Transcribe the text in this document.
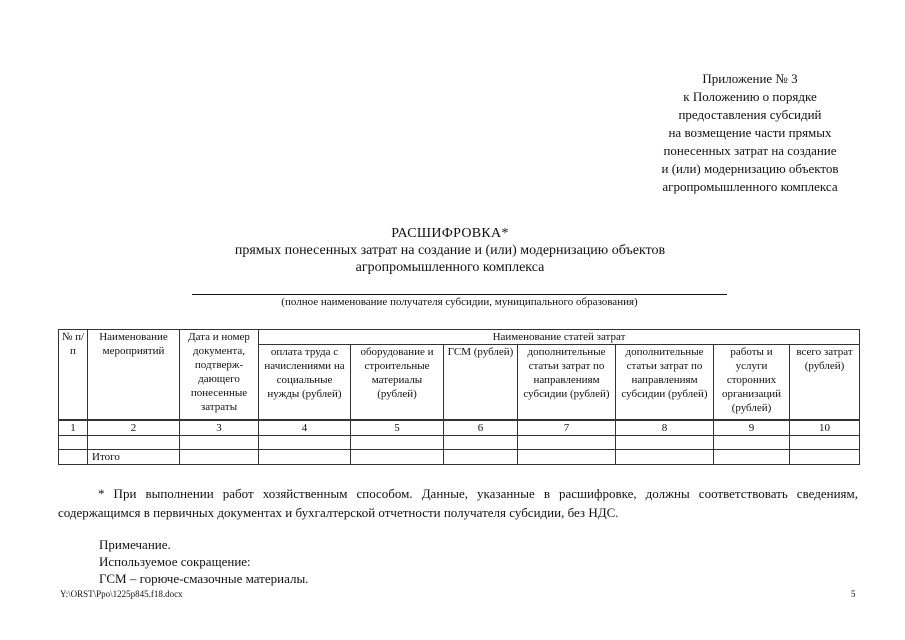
Приложение № 3
к Положению о порядке
предоставления субсидий
на возмещение части прямых
понесенных затрат на создание
и (или) модернизацию объектов
агропромышленного комплекса
РАСШИФРОВКА*
прямых понесенных затрат на создание и (или) модернизацию объектов
агропромышленного комплекса
(полное наименование получателя субсидии, муниципального образования)
№ п/п	Наименование мероприятий	Дата и номер документа, подтверж-дающего понесенные затраты	Наименование статей затрат						
			оплата труда с начислениями на социальные нужды (рублей)	оборудование и строительные материалы (рублей)	ГСМ (рублей)	дополнительные статьи затрат по направлениям субсидии (рублей)	дополнительные статьи затрат по направлениям субсидии (рублей)	работы и услуги сторонних организаций (рублей)	всего затрат (рублей)
1	2	3	4	5	6	7	8	9	10

	Итого								
* При выполнении работ хозяйственным способом. Данные, указанные в расшифровке, должны соответствовать сведениям, содержащимся в первичных документах и бухгалтерской отчетности получателя субсидии, без НДС.
Примечание.
Используемое сокращение:
ГСМ – горюче-смазочные материалы.
Y:\ORST\Ppo\1225p845.f18.docx	5
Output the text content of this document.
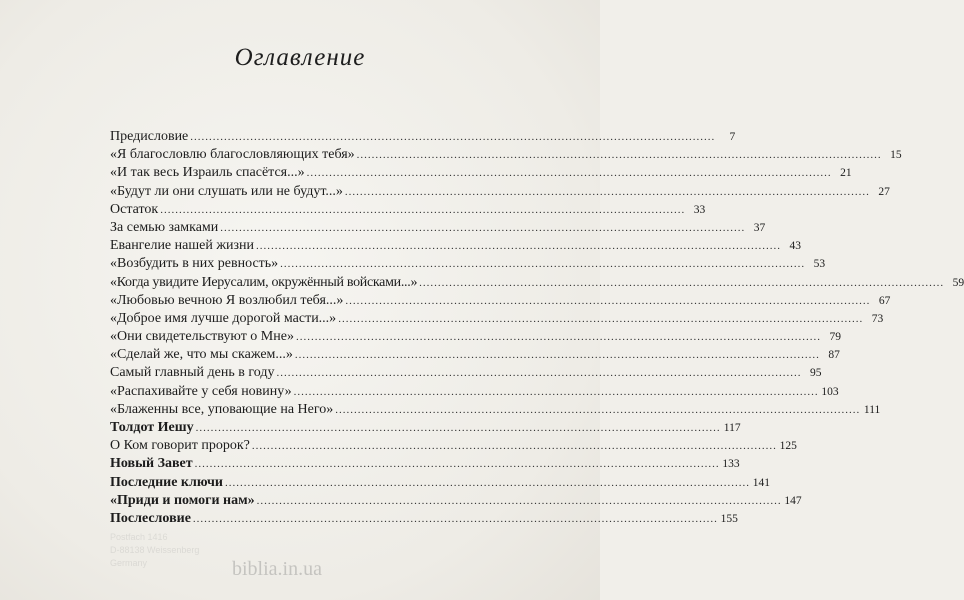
Оглавление
Предисловие ............................................................................................................................................	7
«Я благословлю благословляющих тебя» ............................................................................................................................................ 15
«И так весь Израиль спасётся...» ............................................................................................................................................ 21
«Будут ли они слушать или не будут...» ............................................................................................................................................ 27
Остаток ............................................................................................................................................ 33
За семью замками ............................................................................................................................................ 37
Евангелие нашей жизни ............................................................................................................................................ 43
«Возбудить в них ревность» ............................................................................................................................................ 53
«Когда увидите Иерусалим, окружённый войсками...» ............................................................................................................................................ 59
«Любовью вечною Я возлюбил тебя...» ............................................................................................................................................ 67
«Доброе имя лучше дорогой масти...» ............................................................................................................................................ 73
«Они свидетельствуют о Мне» ............................................................................................................................................ 79
«Сделай же, что мы скажем...» ............................................................................................................................................ 87
Самый главный день в году ............................................................................................................................................ 95
«Распахивайте у себя новину» ............................................................................................................................................ 103
«Блаженны все, уповающие на Него» ............................................................................................................................................ 111
Толдот Иешу ............................................................................................................................................ 117
О Ком говорит пророк? ............................................................................................................................................ 125
Новый Завет ............................................................................................................................................ 133
Последние ключи ............................................................................................................................................ 141
«Приди и помоги нам» ............................................................................................................................................ 147
Послесловие ............................................................................................................................................ 155
Postfach 1416
D-88138 Weissenberg
Germany	biblia.in.ua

--- --- ---

WHAT IS BEING ASKED: Among the entries above, how many lines include the word "создание"? Give the number with no comment.

RESULT OF THIS TASK: 2